Where a line below holds the string "Elozahlen", copy that line.

MATERIAL PROVIDED

<<<<

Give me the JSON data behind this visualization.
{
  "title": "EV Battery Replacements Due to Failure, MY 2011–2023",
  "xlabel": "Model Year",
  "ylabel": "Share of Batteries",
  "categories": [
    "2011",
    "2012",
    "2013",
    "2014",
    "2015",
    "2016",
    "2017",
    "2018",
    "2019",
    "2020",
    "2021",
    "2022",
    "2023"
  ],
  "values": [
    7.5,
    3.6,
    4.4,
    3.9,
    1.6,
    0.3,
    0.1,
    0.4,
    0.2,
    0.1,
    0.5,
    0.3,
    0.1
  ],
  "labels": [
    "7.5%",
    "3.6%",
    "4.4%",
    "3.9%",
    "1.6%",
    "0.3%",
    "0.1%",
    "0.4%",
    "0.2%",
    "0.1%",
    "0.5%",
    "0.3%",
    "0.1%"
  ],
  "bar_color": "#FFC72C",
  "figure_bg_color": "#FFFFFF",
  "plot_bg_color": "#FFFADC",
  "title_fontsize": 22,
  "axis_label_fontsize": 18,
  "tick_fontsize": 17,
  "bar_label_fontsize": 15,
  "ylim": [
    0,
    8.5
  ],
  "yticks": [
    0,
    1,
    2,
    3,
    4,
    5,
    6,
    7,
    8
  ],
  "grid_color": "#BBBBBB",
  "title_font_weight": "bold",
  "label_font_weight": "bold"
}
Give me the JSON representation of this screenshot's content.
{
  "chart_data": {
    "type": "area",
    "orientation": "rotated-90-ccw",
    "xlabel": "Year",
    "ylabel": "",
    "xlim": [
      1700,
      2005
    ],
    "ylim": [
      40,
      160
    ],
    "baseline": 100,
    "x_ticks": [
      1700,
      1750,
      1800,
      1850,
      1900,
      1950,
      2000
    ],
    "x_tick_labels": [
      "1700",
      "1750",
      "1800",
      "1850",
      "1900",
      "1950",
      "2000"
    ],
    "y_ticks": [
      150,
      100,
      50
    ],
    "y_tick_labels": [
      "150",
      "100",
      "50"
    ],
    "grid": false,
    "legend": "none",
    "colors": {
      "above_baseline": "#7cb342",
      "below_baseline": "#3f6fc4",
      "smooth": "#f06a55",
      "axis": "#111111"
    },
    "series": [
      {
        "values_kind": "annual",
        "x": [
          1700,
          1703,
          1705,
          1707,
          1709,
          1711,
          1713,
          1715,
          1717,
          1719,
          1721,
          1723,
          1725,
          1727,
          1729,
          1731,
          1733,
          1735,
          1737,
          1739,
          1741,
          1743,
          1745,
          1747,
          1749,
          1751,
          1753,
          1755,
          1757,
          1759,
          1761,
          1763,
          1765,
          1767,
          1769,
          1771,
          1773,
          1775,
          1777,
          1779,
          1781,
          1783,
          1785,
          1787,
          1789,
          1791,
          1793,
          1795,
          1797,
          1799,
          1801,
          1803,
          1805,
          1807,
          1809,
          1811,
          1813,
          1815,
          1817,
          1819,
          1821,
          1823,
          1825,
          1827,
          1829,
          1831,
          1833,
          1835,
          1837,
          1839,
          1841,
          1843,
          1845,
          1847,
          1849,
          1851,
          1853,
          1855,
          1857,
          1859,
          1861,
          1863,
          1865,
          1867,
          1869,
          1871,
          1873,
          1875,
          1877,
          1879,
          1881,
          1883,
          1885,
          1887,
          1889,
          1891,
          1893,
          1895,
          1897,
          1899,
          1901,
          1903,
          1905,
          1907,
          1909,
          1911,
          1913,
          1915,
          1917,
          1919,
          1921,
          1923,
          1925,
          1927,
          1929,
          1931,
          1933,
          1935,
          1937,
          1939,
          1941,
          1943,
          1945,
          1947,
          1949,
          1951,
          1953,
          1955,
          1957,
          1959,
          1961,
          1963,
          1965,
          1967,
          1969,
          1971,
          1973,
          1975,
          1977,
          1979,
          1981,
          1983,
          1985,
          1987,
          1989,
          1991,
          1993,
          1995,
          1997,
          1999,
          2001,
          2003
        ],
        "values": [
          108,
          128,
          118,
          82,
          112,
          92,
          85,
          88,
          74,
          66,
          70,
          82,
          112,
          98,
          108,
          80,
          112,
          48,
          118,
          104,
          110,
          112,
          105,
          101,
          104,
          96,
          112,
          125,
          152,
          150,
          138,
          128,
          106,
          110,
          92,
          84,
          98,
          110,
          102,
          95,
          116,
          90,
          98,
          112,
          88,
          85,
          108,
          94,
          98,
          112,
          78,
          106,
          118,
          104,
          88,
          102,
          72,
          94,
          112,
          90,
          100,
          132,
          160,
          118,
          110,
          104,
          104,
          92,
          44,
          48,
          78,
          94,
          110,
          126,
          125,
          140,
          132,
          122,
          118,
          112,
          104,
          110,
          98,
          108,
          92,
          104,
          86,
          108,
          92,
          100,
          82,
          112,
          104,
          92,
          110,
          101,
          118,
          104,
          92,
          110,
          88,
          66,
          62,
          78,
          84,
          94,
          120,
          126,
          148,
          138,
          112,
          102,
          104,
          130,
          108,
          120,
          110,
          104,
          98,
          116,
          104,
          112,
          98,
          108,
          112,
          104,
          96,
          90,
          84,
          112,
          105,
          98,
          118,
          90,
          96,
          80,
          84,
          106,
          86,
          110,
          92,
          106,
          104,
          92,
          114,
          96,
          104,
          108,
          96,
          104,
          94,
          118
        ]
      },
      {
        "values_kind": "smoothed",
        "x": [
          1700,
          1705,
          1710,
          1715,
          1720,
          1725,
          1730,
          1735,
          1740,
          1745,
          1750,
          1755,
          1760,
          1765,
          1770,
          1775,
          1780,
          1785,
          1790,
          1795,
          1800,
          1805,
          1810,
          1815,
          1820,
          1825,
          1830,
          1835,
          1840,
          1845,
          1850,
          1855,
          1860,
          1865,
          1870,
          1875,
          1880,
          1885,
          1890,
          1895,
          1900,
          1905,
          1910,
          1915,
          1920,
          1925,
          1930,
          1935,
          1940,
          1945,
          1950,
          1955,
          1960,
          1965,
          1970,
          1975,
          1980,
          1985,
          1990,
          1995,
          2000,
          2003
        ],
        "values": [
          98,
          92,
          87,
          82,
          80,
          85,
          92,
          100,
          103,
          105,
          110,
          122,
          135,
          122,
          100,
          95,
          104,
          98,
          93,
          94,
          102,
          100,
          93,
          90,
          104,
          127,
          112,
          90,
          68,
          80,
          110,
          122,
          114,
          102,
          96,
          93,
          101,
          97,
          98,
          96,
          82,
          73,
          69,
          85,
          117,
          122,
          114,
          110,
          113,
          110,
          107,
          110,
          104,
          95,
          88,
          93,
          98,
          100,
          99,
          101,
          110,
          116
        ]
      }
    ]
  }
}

>>>>
<<<<

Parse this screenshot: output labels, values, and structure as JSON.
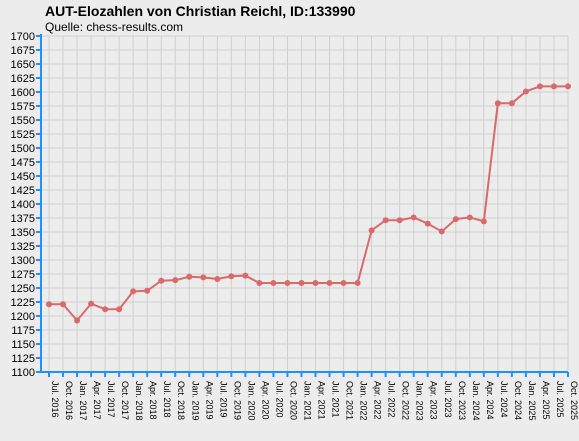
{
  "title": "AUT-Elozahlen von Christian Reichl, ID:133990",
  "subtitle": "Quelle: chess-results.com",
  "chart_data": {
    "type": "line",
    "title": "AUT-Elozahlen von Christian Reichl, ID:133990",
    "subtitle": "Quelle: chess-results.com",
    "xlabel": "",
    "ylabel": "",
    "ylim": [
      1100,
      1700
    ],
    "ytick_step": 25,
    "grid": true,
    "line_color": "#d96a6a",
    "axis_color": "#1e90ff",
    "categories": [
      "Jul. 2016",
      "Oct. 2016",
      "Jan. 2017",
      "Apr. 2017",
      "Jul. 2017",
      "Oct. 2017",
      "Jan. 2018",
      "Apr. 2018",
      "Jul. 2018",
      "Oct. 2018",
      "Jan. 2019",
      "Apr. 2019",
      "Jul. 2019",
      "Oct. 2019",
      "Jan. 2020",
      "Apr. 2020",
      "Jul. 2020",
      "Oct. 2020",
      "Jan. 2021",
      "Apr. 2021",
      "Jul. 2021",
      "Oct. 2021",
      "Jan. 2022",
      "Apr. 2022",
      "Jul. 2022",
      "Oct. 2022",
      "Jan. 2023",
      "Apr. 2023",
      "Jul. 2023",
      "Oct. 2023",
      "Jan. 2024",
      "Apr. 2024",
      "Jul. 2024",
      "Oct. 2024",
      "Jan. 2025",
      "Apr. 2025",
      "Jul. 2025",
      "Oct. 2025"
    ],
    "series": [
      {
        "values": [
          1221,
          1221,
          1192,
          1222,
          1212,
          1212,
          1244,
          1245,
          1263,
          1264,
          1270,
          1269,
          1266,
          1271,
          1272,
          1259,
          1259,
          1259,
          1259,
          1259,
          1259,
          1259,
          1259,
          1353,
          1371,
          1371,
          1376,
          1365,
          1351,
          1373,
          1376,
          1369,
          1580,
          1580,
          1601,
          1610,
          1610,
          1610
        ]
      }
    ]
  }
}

>>>>
<<<<

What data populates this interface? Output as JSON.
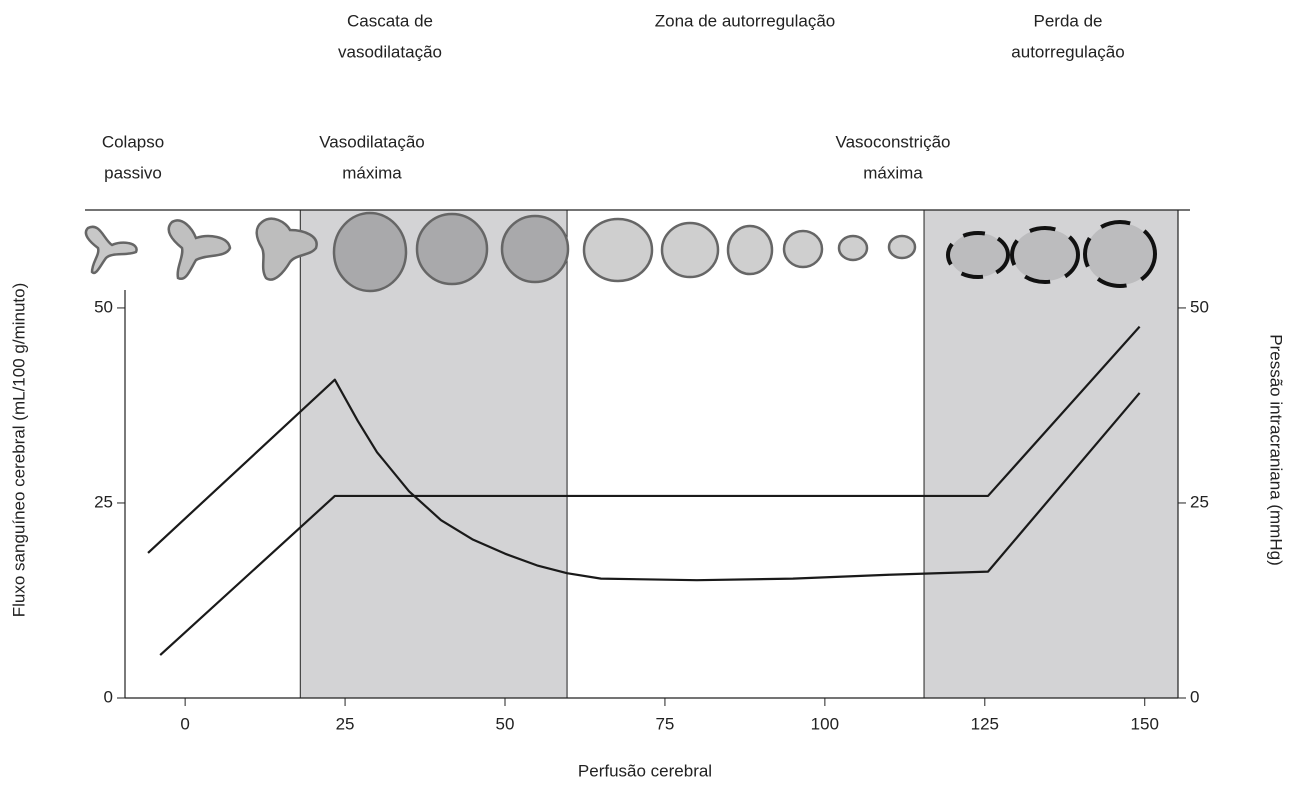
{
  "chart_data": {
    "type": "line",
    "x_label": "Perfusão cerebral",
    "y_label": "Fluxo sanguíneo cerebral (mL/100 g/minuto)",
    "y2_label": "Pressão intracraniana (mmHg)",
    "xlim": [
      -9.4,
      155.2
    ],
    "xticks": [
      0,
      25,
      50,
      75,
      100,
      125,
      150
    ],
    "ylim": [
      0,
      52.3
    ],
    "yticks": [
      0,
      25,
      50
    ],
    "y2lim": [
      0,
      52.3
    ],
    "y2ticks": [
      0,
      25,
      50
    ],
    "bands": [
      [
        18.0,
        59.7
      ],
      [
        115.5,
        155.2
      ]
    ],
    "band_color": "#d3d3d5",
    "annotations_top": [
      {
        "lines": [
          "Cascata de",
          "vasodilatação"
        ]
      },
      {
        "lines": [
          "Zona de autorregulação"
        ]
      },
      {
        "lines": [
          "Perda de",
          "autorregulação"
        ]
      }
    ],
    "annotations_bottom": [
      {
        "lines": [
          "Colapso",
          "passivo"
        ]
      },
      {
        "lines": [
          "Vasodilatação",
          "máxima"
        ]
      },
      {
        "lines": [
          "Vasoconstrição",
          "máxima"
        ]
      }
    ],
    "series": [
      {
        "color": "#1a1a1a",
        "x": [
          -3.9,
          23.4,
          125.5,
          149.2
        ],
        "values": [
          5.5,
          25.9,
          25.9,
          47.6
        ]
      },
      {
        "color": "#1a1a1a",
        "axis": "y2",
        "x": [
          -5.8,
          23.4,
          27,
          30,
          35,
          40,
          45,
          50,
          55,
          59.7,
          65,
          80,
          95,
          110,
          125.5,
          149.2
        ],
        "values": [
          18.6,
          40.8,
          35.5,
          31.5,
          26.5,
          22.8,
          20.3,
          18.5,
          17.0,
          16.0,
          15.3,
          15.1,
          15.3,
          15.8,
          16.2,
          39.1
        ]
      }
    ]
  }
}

>>>>

SOLUTION FOR THIS EXERCISE
  "title": "AUT-Elozahlen von Christian Reichl, ID:133990",
    "title": "AUT-Elozahlen von Christian Reichl, ID:133990",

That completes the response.